START Extracted data
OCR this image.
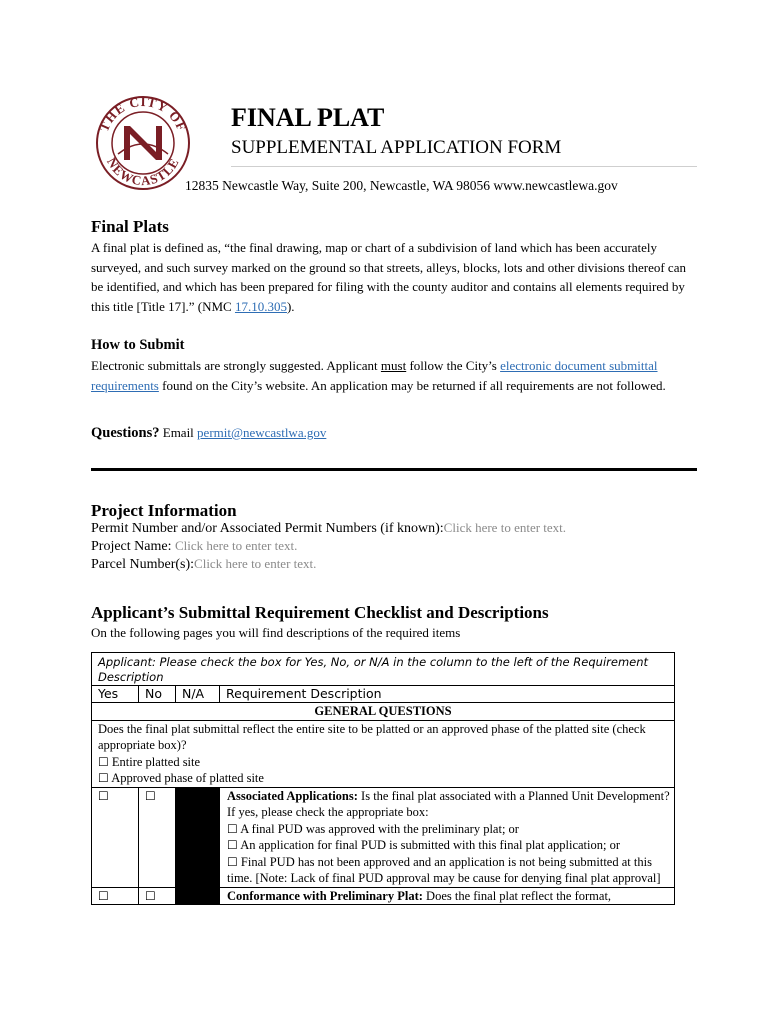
THE CITY OF
NEWCASTLE
FINAL PLAT
SUPPLEMENTAL APPLICATION FORM
12835 Newcastle Way, Suite 200, Newcastle, WA 98056 www.newcastlewa.gov
Final Plats
A final plat is defined as, “the final drawing, map or chart of a subdivision of land which has been accurately surveyed, and such survey marked on the ground so that streets, alleys, blocks, lots and other divisions thereof can be identified, and which has been prepared for filing with the county auditor and contains all elements required by this title [Title 17].” (NMC 17.10.305).
How to Submit
Electronic submittals are strongly suggested. Applicant must follow the City’s electronic document submittal requirements found on the City’s website. An application may be returned if all requirements are not followed.
Questions? Email permit@newcastlwa.gov
Project Information
Permit Number and/or Associated Permit Numbers (if known):Click here to enter text.
Project Name: Click here to enter text.
Parcel Number(s):Click here to enter text.
Applicant’s Submittal Requirement Checklist and Descriptions
On the following pages you will find descriptions of the required items
Applicant: Please check the box for Yes, No, or N/A in the column to the left of the Requirement Description			
Yes	No	N/A	Requirement Description
GENERAL QUESTIONS			

Does the final plat submittal reflect the entire site to be platted or an approved phase of the platted site (check appropriate box)?
☐ Entire platted site
☐ Approved phase of platted site			

☐	☐		Associated Applications: Is the final plat associated with a Planned Unit Development? If yes, please check the appropriate box:
☐ A final PUD was approved with the preliminary plat; or
☐ An application for final PUD is submitted with this final plat application; or
☐ Final PUD has not been approved and an application is not being submitted at this time. [Note: Lack of final PUD approval may be cause for denying final plat approval]

☐	☐		Conformance with Preliminary Plat: Does the final plat reflect the format,
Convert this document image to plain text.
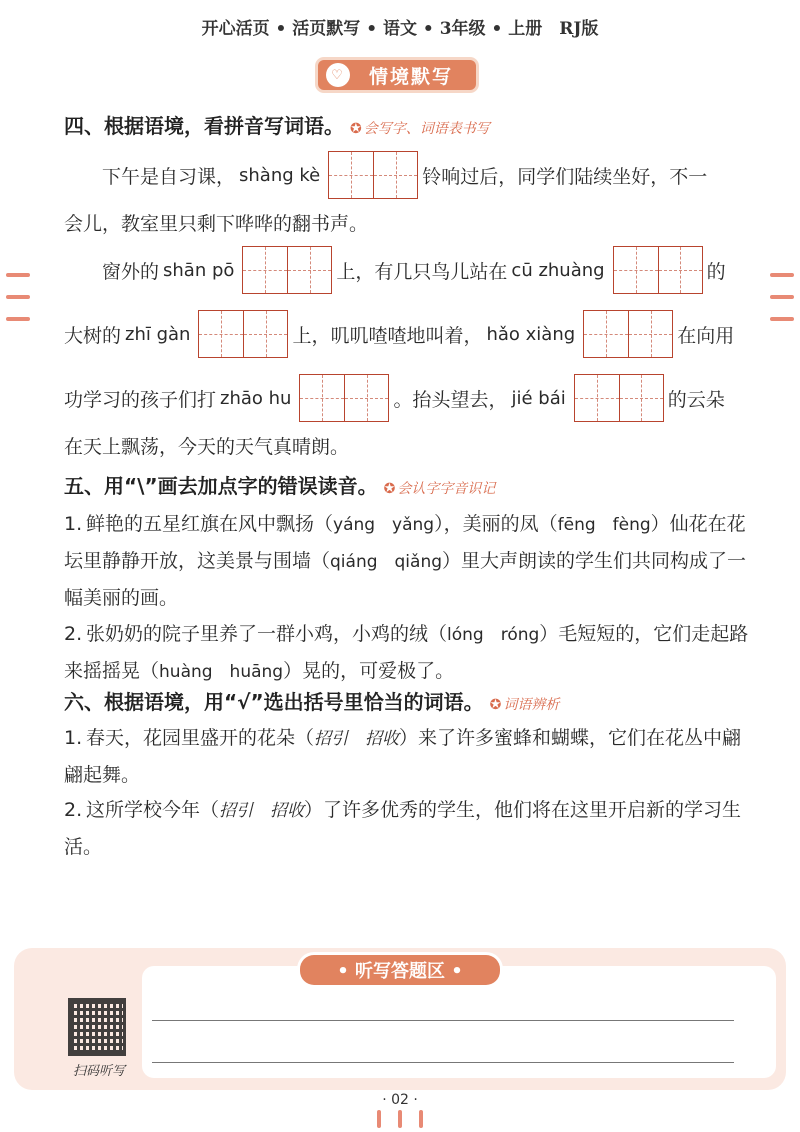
开心活页 • 活页默写 • 语文 • 3年级 • 上册　RJ版
♡ 情境默写
四、根据语境，看拼音写词语。 ✪ 会写字、词语表书写
下午是自习课， shàng kè	铃响过后，同学们陆续坐好，不一
会儿，教室里只剩下哗哗的翻书声。
窗外的 shān pō	上，有几只鸟儿站在 cū zhuàng	的
大树的 zhī gàn	上，叽叽喳喳地叫着， hǎo xiàng	在向用
功学习的孩子们打 zhāo hu	。抬头望去， jié bái	的云朵
在天上飘荡，今天的天气真晴朗。
五、用“\”画去加点字的错误读音。 ✪ 会认字字音识记
1. 鲜艳的五星红旗在风中飘扬（yáng　yǎng），美丽的凤（fēng　fèng）仙花在花坛里静静开放，这美景与围墙（qiáng　qiǎng）里大声朗读的学生们共同构成了一幅美丽的画。
2. 张奶奶的院子里养了一群小鸡，小鸡的绒（lóng　róng）毛短短的，它们走起路来摇摇晃（huàng　huāng）晃的，可爱极了。
六、根据语境，用“√”选出括号里恰当的词语。 ✪ 词语辨析
1. 春天，花园里盛开的花朵（招引　招收）来了许多蜜蜂和蝴蝶，它们在花丛中翩翩起舞。
2. 这所学校今年（招引　招收）了许多优秀的学生，他们将在这里开启新的学习生活。
• 听写答题区 •
扫码听写
· 02 ·
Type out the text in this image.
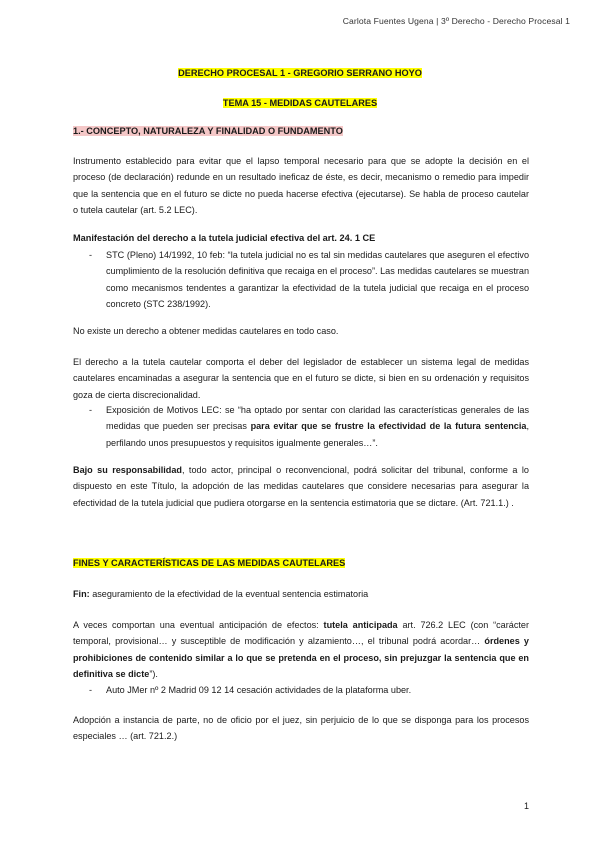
Carlota Fuentes Ugena | 3º Derecho - Derecho Procesal 1
DERECHO PROCESAL 1 - GREGORIO SERRANO HOYO
TEMA 15 - MEDIDAS CAUTELARES
1.- CONCEPTO, NATURALEZA Y FINALIDAD O FUNDAMENTO
Instrumento establecido para evitar que el lapso temporal necesario para que se adopte la decisión en el proceso (de declaración) redunde en un resultado ineficaz de éste, es decir, mecanismo o remedio para impedir que la sentencia que en el futuro se dicte no pueda hacerse efectiva (ejecutarse). Se habla de proceso cautelar o tutela cautelar (art. 5.2 LEC).
Manifestación del derecho a la tutela judicial efectiva del art. 24. 1 CE
- STC (Pleno) 14/1992, 10 feb: “la tutela judicial no es tal sin medidas cautelares que aseguren el efectivo cumplimiento de la resolución definitiva que recaiga en el proceso”. Las medidas cautelares se muestran como mecanismos tendentes a garantizar la efectividad de la tutela judicial que recaiga en el proceso concreto (STC 238/1992).
No existe un derecho a obtener medidas cautelares en todo caso.
El derecho a la tutela cautelar comporta el deber del legislador de establecer un sistema legal de medidas cautelares encaminadas a asegurar la sentencia que en el futuro se dicte, si bien en su ordenación y requisitos goza de cierta discrecionalidad.
- Exposición de Motivos LEC: se “ha optado por sentar con claridad las características generales de las medidas que pueden ser precisas para evitar que se frustre la efectividad de la futura sentencia, perfilando unos presupuestos y requisitos igualmente generales…”.
Bajo su responsabilidad, todo actor, principal o reconvencional, podrá solicitar del tribunal, conforme a lo dispuesto en este Título, la adopción de las medidas cautelares que considere necesarias para asegurar la efectividad de la tutela judicial que pudiera otorgarse en la sentencia estimatoria que se dictare. (Art. 721.1.) .
FINES Y CARACTERÍSTICAS DE LAS MEDIDAS CAUTELARES
Fin: aseguramiento de la efectividad de la eventual sentencia estimatoria
A veces comportan una eventual anticipación de efectos: tutela anticipada art. 726.2 LEC (con “carácter temporal, provisional… y susceptible de modificación y alzamiento…, el tribunal podrá acordar… órdenes y prohibiciones de contenido similar a lo que se pretenda en el proceso, sin prejuzgar la sentencia que en definitiva se dicte”).
- Auto JMer nº 2 Madrid 09 12 14 cesación actividades de la plataforma uber.
Adopción a instancia de parte, no de oficio por el juez, sin perjuicio de lo que se disponga para los procesos especiales … (art. 721.2.)
1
END Extracted data
Task instructions
Write out every line above exactly as it is, leaving out the pictures.

Result of the task
OCR this image.
THE CITY OF
NEWCASTLE
FINAL PLAT
SUPPLEMENTAL APPLICATION FORM
12835 Newcastle Way, Suite 200, Newcastle, WA 98056 www.newcastlewa.gov
Final Plats
A final plat is defined as, “the final drawing, map or chart of a subdivision of land which has been accurately surveyed, and such survey marked on the ground so that streets, alleys, blocks, lots and other divisions thereof can be identified, and which has been prepared for filing with the county auditor and contains all elements required by this title [Title 17].” (NMC 17.10.305).
How to Submit
Electronic submittals are strongly suggested. Applicant must follow the City’s electronic document submittal requirements found on the City’s website. An application may be returned if all requirements are not followed.
Questions? Email permit@newcastlwa.gov
Project Information
Permit Number and/or Associated Permit Numbers (if known):Click here to enter text.
Project Name: Click here to enter text.
Parcel Number(s):Click here to enter text.
Applicant’s Submittal Requirement Checklist and Descriptions
On the following pages you will find descriptions of the required items
Applicant: Please check the box for Yes, No, or N/A in the column to the left of the Requirement Description			
Yes	No	N/A	Requirement Description
GENERAL QUESTIONS			

Does the final plat submittal reflect the entire site to be platted or an approved phase of the platted site (check appropriate box)?
☐ Entire platted site
☐ Approved phase of platted site			

☐	☐		Associated Applications: Is the final plat associated with a Planned Unit Development? If yes, please check the appropriate box:
☐ A final PUD was approved with the preliminary plat; or
☐ An application for final PUD is submitted with this final plat application; or
☐ Final PUD has not been approved and an application is not being submitted at this time. [Note: Lack of final PUD approval may be cause for denying final plat approval]

☐	☐		Conformance with Preliminary Plat: Does the final plat reflect the format,
Convert this document image to plain text.
开心活页 • 活页默写 • 语文 • 3年级 • 上册　RJ版
♡ 情境默写
四、根据语境，看拼音写词语。 ✪ 会写字、词语表书写
下午是自习课， shàng kè	铃响过后，同学们陆续坐好，不一
会儿，教室里只剩下哗哗的翻书声。
窗外的 shān pō	上，有几只鸟儿站在 cū zhuàng	的
大树的 zhī gàn	上，叽叽喳喳地叫着， hǎo xiàng	在向用
功学习的孩子们打 zhāo hu	。抬头望去， jié bái	的云朵
在天上飘荡，今天的天气真晴朗。
五、用“\”画去加点字的错误读音。 ✪ 会认字字音识记
1. 鲜艳的五星红旗在风中飘扬（yáng　yǎng），美丽的凤（fēng　fèng）仙花在花坛里静静开放，这美景与围墙（qiáng　qiǎng）里大声朗读的学生们共同构成了一幅美丽的画。
2. 张奶奶的院子里养了一群小鸡，小鸡的绒（lóng　róng）毛短短的，它们走起路来摇摇晃（huàng　huāng）晃的，可爱极了。
六、根据语境，用“√”选出括号里恰当的词语。 ✪ 词语辨析
1. 春天，花园里盛开的花朵（招引　招收）来了许多蜜蜂和蝴蝶，它们在花丛中翩翩起舞。
2. 这所学校今年（招引　招收）了许多优秀的学生，他们将在这里开启新的学习生活。
• 听写答题区 •
扫码听写
· 02 ·
Type out the text in this image.
Carlota Fuentes Ugena | 3º Derecho - Derecho Procesal 1
DERECHO PROCESAL 1 - GREGORIO SERRANO HOYO
TEMA 15 - MEDIDAS CAUTELARES
1.- CONCEPTO, NATURALEZA Y FINALIDAD O FUNDAMENTO
Instrumento establecido para evitar que el lapso temporal necesario para que se adopte la decisión en el proceso (de declaración) redunde en un resultado ineficaz de éste, es decir, mecanismo o remedio para impedir que la sentencia que en el futuro se dicte no pueda hacerse efectiva (ejecutarse). Se habla de proceso cautelar o tutela cautelar (art. 5.2 LEC).
Manifestación del derecho a la tutela judicial efectiva del art. 24. 1 CE
- STC (Pleno) 14/1992, 10 feb: “la tutela judicial no es tal sin medidas cautelares que aseguren el efectivo cumplimiento de la resolución definitiva que recaiga en el proceso”. Las medidas cautelares se muestran como mecanismos tendentes a garantizar la efectividad de la tutela judicial que recaiga en el proceso concreto (STC 238/1992).
No existe un derecho a obtener medidas cautelares en todo caso.
El derecho a la tutela cautelar comporta el deber del legislador de establecer un sistema legal de medidas cautelares encaminadas a asegurar la sentencia que en el futuro se dicte, si bien en su ordenación y requisitos goza de cierta discrecionalidad.
- Exposición de Motivos LEC: se “ha optado por sentar con claridad las características generales de las medidas que pueden ser precisas para evitar que se frustre la efectividad de la futura sentencia, perfilando unos presupuestos y requisitos igualmente generales…”.
Bajo su responsabilidad, todo actor, principal o reconvencional, podrá solicitar del tribunal, conforme a lo dispuesto en este Título, la adopción de las medidas cautelares que considere necesarias para asegurar la efectividad de la tutela judicial que pudiera otorgarse en la sentencia estimatoria que se dictare. (Art. 721.1.) .
FINES Y CARACTERÍSTICAS DE LAS MEDIDAS CAUTELARES
Fin: aseguramiento de la efectividad de la eventual sentencia estimatoria
A veces comportan una eventual anticipación de efectos: tutela anticipada art. 726.2 LEC (con “carácter temporal, provisional… y susceptible de modificación y alzamiento…, el tribunal podrá acordar… órdenes y prohibiciones de contenido similar a lo que se pretenda en el proceso, sin prejuzgar la sentencia que en definitiva se dicte”).
- Auto JMer nº 2 Madrid 09 12 14 cesación actividades de la plataforma uber.
Adopción a instancia de parte, no de oficio por el juez, sin perjuicio de lo que se disponga para los procesos especiales … (art. 721.2.)
1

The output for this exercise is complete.